### Task objective
Scan the data below and pick out the lines containing the word "JSON".

### Material provided
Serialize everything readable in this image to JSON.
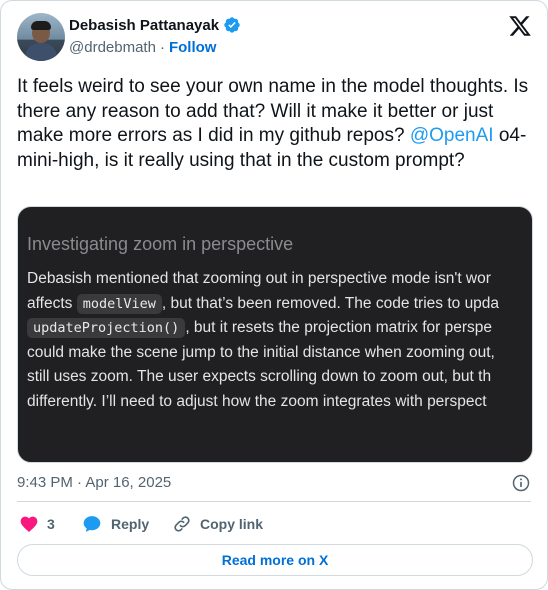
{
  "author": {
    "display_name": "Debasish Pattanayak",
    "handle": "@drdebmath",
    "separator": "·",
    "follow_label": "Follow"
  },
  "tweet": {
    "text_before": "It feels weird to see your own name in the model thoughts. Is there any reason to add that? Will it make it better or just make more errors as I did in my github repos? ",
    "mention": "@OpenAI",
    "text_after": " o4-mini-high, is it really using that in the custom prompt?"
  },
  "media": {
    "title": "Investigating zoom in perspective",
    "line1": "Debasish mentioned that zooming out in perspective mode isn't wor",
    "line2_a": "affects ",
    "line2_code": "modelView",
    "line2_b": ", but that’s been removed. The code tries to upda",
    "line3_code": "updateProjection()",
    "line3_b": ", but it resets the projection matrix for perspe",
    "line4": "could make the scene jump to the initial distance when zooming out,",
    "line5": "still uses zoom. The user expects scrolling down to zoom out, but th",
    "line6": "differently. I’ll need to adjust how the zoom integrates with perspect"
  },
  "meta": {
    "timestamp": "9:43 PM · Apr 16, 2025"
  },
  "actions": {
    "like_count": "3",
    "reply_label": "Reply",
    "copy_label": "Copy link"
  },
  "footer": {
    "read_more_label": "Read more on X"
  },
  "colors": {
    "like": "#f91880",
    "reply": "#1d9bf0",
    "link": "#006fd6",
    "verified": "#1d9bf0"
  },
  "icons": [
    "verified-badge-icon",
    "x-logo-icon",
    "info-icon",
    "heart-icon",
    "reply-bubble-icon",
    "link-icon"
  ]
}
--
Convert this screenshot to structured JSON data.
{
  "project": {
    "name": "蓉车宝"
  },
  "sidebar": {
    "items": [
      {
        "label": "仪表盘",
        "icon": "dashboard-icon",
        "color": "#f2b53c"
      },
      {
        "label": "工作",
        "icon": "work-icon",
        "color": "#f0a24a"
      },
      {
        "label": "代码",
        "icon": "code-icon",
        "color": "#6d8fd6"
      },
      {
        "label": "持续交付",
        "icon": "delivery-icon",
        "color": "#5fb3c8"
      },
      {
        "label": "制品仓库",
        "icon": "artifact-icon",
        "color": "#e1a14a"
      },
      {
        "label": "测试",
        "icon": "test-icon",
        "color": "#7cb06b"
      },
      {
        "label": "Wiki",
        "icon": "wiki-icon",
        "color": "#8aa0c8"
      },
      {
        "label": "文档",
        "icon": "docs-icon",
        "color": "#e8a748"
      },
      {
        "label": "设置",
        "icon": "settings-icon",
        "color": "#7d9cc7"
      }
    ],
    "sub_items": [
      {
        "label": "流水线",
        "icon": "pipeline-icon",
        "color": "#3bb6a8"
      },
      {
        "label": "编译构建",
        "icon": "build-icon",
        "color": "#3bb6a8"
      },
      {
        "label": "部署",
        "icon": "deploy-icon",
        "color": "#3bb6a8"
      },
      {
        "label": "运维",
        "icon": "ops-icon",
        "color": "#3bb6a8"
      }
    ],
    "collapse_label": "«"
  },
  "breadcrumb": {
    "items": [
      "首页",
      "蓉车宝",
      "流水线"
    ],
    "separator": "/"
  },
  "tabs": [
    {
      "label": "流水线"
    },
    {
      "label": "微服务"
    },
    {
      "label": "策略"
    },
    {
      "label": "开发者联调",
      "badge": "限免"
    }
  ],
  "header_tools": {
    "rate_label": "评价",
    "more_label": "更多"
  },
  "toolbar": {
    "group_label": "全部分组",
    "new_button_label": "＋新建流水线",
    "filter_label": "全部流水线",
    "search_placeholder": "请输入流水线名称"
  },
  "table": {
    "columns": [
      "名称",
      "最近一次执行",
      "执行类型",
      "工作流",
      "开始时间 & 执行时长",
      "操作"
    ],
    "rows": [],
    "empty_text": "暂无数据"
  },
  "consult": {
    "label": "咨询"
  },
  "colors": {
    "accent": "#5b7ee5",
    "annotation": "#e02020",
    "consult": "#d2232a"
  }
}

### Output of the task
Serialize everything readable in this image to JSON.
Convert this screenshot to structured JSON data.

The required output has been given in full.